EXERCISE TASK — Pick out every line that holds the string "Edictum" and copy it.
## start
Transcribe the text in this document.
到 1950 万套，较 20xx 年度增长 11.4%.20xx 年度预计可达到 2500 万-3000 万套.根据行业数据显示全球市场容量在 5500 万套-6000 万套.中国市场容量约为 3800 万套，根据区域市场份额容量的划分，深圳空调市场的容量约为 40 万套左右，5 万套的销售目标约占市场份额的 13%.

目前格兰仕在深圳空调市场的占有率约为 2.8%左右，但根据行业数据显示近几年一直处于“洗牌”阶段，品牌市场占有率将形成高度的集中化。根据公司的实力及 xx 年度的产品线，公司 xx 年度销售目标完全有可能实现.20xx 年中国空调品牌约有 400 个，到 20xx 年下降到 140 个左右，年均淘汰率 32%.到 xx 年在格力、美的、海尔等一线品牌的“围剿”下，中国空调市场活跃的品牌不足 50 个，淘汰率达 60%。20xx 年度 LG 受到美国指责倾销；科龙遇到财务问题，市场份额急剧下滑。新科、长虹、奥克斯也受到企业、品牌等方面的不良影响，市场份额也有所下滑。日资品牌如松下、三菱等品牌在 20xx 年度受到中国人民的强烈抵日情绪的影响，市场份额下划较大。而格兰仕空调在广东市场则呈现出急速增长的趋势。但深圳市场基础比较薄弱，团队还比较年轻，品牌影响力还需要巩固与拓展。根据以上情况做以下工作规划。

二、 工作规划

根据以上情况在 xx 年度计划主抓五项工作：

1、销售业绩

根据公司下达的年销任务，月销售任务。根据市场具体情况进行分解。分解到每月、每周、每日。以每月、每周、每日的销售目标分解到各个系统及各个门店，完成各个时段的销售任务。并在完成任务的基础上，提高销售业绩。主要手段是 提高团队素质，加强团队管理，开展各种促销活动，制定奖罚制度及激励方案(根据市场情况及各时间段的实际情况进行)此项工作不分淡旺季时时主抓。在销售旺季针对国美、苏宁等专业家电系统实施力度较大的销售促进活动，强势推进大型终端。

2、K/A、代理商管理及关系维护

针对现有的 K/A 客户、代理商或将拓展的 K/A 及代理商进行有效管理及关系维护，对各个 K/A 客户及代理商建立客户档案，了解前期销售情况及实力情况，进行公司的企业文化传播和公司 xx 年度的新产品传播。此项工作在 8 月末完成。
## end
## start
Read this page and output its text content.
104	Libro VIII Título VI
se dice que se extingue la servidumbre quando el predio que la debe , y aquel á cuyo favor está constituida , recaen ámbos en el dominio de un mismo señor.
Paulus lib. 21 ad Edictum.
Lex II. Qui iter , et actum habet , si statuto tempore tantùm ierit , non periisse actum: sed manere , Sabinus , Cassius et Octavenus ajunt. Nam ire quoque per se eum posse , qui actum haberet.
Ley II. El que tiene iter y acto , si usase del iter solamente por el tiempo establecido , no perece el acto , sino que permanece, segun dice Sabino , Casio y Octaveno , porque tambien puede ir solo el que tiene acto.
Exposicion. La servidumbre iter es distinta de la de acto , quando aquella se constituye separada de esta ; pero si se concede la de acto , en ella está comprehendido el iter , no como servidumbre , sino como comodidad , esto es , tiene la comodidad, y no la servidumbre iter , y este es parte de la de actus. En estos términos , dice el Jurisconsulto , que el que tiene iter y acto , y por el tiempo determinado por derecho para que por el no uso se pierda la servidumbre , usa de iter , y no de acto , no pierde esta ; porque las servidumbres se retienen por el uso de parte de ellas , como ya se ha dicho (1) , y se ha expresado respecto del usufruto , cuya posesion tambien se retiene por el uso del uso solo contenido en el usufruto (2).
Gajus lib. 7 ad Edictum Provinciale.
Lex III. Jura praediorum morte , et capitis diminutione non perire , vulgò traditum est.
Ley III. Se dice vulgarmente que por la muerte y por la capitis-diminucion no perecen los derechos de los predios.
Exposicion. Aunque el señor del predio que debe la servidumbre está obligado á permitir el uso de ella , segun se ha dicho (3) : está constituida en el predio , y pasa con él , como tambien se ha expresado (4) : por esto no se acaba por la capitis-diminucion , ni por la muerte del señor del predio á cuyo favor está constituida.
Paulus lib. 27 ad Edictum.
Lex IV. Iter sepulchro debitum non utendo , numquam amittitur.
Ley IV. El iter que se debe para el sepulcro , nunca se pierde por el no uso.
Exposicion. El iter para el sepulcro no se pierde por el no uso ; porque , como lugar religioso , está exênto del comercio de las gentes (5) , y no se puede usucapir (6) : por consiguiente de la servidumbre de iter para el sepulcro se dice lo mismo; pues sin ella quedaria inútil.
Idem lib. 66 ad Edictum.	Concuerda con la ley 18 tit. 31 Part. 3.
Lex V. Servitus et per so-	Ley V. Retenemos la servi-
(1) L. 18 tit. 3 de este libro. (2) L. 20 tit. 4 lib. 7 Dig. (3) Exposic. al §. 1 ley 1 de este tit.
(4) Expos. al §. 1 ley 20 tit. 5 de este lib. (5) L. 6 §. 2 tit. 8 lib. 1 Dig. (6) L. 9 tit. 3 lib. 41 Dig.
## end
## start
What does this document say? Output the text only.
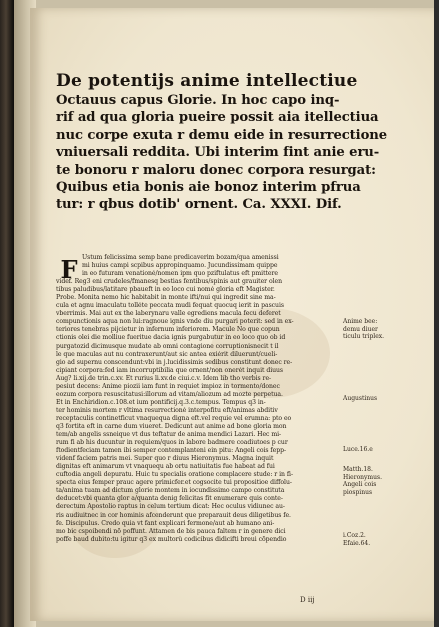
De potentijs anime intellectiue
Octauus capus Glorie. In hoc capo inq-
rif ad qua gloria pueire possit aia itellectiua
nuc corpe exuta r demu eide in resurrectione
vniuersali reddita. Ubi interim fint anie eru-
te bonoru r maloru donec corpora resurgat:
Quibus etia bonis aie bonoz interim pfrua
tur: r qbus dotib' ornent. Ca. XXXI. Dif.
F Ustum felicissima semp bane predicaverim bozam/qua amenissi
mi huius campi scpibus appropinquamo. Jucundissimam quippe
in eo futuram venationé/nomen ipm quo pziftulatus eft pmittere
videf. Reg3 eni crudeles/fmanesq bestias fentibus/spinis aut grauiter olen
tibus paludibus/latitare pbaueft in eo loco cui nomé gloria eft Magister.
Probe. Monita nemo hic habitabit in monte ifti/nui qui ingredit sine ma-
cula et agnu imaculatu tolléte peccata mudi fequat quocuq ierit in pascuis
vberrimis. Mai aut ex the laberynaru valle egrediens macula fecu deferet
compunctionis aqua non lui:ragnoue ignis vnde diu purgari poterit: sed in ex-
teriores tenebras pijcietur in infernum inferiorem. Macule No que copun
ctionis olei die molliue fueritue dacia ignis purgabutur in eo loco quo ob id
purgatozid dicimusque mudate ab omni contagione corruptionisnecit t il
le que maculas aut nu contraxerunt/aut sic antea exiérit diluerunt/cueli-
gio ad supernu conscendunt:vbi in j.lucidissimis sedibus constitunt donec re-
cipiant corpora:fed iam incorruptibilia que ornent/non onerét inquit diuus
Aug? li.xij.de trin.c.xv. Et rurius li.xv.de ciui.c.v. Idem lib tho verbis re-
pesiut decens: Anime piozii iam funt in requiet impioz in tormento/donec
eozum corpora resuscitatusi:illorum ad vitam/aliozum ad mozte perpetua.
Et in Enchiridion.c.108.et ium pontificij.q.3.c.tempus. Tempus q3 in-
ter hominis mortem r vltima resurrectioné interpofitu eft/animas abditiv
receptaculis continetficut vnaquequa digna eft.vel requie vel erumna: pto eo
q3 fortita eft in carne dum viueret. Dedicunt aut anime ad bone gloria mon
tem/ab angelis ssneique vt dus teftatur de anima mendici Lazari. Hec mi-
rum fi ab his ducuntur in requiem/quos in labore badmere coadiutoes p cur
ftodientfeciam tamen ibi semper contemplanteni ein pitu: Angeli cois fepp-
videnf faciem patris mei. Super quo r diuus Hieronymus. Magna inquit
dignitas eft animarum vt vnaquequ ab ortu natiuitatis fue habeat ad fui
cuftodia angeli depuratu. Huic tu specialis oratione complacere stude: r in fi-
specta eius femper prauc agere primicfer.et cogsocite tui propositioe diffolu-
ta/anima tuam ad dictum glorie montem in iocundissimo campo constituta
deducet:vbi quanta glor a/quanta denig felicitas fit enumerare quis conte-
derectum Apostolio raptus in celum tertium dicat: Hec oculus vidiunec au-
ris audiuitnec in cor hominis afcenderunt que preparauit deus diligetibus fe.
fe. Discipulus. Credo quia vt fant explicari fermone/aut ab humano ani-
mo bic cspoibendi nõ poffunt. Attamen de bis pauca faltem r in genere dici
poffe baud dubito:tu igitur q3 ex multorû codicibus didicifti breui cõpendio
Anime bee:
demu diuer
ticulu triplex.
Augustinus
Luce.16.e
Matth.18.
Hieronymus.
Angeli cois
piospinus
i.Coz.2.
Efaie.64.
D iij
## end
WORKED ANSWER —
Paulus lib. 21 ad Edictum.
Gajus lib. 7 ad Edictum Provinciale.
Paulus lib. 27 ad Edictum.
Idem lib. 66 ad Edictum.	Concuerda con la ley 18 tit. 31 Part. 3.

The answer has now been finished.